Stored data
* * *

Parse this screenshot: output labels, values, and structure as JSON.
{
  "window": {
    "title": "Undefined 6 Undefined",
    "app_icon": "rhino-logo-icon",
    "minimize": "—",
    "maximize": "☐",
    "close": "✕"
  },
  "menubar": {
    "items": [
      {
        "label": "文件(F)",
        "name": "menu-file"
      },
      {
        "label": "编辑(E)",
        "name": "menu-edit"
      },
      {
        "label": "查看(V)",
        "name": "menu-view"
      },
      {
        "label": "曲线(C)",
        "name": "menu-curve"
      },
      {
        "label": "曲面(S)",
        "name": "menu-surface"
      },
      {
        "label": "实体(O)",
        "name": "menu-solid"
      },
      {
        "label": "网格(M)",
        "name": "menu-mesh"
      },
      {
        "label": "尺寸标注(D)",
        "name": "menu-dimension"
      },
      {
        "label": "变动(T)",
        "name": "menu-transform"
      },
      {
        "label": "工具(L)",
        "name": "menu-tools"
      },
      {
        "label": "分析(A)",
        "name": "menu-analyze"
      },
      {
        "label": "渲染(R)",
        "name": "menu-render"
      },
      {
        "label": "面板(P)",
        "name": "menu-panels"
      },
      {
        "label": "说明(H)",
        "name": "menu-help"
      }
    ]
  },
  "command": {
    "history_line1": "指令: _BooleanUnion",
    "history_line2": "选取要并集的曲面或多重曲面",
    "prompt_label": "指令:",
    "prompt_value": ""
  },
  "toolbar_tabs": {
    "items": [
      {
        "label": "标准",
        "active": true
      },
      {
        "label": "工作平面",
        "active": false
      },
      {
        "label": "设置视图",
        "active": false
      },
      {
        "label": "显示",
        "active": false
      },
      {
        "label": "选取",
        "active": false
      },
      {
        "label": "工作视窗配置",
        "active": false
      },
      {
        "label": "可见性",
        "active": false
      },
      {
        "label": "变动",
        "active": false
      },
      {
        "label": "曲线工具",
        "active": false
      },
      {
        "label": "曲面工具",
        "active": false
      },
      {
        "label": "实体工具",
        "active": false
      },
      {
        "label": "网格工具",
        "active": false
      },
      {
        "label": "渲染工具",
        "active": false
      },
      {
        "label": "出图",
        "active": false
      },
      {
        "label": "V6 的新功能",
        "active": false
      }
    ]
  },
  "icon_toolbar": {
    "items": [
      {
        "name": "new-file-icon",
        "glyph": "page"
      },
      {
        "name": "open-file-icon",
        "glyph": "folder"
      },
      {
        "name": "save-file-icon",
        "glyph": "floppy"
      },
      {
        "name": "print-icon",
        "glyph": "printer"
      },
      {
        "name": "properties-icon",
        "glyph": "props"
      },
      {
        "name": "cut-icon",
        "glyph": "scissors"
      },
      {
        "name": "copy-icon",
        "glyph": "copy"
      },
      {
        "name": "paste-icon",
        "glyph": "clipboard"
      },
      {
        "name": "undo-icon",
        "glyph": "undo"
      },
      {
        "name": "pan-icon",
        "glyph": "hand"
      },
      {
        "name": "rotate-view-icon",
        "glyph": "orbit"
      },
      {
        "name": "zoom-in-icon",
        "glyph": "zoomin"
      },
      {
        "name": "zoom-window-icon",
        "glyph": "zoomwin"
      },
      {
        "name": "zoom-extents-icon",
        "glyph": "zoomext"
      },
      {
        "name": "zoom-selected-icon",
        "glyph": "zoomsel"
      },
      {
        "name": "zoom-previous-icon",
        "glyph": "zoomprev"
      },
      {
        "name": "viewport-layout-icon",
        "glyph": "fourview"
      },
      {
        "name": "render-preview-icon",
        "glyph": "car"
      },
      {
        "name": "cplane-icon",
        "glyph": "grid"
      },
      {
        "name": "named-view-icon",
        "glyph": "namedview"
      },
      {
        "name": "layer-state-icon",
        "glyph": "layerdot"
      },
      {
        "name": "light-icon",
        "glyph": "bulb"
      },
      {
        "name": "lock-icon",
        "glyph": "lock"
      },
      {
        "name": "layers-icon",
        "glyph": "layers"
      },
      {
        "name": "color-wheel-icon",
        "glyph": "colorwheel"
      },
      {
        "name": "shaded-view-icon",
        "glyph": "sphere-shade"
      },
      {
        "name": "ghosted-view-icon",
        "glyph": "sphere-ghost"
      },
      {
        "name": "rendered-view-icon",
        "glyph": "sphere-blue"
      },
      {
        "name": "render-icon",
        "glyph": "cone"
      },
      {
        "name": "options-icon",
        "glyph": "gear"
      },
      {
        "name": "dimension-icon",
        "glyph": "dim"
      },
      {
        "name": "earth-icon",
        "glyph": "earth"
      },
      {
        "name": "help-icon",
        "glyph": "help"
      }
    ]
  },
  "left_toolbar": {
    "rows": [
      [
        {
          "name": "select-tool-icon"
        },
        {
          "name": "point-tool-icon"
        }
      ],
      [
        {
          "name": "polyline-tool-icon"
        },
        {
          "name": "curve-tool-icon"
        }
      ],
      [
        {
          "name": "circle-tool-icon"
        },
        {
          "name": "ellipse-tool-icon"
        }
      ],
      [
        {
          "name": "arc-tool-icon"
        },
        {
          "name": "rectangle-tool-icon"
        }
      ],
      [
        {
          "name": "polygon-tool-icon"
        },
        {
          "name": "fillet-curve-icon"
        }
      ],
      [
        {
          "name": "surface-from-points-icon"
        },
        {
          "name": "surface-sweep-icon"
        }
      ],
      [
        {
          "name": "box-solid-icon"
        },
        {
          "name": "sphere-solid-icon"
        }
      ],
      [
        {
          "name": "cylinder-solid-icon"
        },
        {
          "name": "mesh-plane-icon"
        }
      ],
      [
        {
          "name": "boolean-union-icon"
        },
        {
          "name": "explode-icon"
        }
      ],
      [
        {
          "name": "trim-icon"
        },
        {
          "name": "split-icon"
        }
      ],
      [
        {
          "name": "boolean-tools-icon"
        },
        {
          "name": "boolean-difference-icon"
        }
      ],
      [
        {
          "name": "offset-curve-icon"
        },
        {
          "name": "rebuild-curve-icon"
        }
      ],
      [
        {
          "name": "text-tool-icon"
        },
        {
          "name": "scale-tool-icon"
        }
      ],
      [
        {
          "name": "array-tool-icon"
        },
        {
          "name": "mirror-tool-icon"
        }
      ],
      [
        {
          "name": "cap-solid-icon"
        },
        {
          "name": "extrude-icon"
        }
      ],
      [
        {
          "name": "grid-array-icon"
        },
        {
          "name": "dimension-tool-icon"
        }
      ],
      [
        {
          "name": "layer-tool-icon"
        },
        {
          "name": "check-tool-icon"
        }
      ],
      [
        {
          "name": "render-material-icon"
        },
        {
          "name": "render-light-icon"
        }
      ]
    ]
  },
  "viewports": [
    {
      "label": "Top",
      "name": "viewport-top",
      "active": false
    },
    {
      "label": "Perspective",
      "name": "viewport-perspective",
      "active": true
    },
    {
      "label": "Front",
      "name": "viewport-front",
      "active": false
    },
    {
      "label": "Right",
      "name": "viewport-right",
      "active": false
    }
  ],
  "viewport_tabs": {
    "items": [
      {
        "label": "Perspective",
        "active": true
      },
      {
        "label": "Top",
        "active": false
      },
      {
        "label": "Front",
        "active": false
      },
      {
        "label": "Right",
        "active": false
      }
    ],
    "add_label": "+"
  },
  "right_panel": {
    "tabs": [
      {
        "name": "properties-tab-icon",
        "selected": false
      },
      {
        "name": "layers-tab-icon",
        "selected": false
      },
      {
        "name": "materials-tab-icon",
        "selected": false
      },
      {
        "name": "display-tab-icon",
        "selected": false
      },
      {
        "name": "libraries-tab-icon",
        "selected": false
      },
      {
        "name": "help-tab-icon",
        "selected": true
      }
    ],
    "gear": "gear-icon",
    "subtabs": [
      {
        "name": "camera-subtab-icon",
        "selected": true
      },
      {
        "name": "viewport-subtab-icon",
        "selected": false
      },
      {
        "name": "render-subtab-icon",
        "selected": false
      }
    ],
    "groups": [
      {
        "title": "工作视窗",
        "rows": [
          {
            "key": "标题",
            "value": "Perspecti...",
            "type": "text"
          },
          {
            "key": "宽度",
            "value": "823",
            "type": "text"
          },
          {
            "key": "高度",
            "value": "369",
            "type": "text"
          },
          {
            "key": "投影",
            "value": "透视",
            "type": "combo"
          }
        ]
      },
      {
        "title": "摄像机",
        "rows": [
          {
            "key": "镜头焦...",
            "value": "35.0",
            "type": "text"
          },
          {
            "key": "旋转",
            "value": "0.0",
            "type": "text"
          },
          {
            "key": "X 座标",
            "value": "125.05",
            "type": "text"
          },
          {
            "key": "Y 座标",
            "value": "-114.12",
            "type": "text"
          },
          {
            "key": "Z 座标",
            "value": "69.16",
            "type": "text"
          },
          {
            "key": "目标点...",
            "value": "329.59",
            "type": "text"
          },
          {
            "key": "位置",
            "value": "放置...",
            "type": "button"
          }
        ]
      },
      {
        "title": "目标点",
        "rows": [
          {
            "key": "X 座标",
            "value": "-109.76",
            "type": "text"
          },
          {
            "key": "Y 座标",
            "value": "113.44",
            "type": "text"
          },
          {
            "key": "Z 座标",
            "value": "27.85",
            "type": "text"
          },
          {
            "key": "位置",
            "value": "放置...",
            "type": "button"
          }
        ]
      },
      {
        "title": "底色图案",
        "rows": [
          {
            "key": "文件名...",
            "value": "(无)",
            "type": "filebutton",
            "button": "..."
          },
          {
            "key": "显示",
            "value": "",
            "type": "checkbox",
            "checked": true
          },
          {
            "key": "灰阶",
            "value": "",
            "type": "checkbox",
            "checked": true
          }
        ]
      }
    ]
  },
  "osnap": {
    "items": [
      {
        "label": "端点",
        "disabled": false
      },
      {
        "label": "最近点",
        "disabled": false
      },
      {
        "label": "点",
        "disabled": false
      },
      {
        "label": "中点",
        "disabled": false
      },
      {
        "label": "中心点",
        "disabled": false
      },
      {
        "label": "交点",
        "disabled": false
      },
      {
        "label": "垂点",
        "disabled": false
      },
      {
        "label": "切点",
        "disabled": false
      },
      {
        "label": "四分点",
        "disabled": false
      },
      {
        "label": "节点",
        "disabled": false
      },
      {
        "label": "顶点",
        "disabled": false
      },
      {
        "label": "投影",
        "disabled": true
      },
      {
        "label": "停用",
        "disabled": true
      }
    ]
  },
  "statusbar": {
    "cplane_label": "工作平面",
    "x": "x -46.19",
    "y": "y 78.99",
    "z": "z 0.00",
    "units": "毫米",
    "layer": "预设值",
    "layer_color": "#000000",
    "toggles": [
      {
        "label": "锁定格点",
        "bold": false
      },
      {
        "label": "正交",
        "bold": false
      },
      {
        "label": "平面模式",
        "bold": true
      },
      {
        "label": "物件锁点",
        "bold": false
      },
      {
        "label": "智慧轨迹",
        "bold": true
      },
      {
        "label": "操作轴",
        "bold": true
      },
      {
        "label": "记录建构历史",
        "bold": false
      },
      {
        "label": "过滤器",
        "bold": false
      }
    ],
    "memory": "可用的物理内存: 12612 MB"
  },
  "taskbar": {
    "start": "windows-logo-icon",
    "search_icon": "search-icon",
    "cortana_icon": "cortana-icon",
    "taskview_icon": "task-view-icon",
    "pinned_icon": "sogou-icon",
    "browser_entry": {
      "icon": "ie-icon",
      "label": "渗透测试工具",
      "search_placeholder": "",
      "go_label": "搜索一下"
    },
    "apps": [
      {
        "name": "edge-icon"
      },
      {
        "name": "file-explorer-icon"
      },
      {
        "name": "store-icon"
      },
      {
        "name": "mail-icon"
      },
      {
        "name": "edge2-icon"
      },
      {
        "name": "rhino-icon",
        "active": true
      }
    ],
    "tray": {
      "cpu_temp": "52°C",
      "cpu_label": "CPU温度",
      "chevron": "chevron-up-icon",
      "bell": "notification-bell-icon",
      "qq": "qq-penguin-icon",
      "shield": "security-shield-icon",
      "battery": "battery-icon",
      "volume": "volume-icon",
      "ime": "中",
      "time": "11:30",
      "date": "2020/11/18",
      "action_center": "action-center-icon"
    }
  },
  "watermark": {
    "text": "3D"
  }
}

* * *

### TASK:
Pick out and copy the lines of the material that include the word "array".

### WRITTEN SOLUTION:
          "name": "array-tool-icon"
          "name": "grid-array-icon"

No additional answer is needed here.